• _EXERCISE TASK_
Write out every entry word for word.

[Stored data]
++++
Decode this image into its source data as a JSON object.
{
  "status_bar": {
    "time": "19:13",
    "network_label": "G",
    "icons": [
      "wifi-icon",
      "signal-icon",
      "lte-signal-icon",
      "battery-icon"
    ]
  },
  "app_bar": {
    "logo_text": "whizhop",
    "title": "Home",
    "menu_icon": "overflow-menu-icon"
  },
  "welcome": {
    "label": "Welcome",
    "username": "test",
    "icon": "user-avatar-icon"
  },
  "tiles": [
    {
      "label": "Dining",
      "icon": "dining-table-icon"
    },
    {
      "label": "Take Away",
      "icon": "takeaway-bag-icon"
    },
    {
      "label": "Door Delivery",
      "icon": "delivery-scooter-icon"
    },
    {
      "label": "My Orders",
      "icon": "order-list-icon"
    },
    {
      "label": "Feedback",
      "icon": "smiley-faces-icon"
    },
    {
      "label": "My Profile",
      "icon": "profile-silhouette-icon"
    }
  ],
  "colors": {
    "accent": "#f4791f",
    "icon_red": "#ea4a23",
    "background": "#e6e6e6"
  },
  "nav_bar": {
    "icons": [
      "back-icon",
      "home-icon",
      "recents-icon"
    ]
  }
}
++++
• _SOLUTION_
Decode this image into its source data as a JSON object.
{
  "status_bar": {
    "time": "19:13",
    "network_label": "G",
    "icons": [
      "wifi-icon",
      "signal-icon",
      "lte-signal-icon",
      "battery-icon"
    ]
  },
  "app_bar": {
    "logo_text": "whizhop",
    "title": "Home",
    "menu_icon": "overflow-menu-icon"
  },
  "welcome": {
    "label": "Welcome",
    "username": "test",
    "icon": "user-avatar-icon"
  },
  "tiles": [
    {
      "label": "Dining",
      "icon": "dining-table-icon"
    },
    {
      "label": "Take Away",
      "icon": "takeaway-bag-icon"
    },
    {
      "label": "Door Delivery",
      "icon": "delivery-scooter-icon"
    },
    {
      "label": "My Orders",
      "icon": "order-list-icon"
    },
    {
      "label": "Feedback",
      "icon": "smiley-faces-icon"
    },
    {
      "label": "My Profile",
      "icon": "profile-silhouette-icon"
    }
  ],
  "colors": {
    "accent": "#f4791f",
    "icon_red": "#ea4a23",
    "background": "#e6e6e6"
  },
  "nav_bar": {
    "icons": [
      "back-icon",
      "home-icon",
      "recents-icon"
    ]
  }
}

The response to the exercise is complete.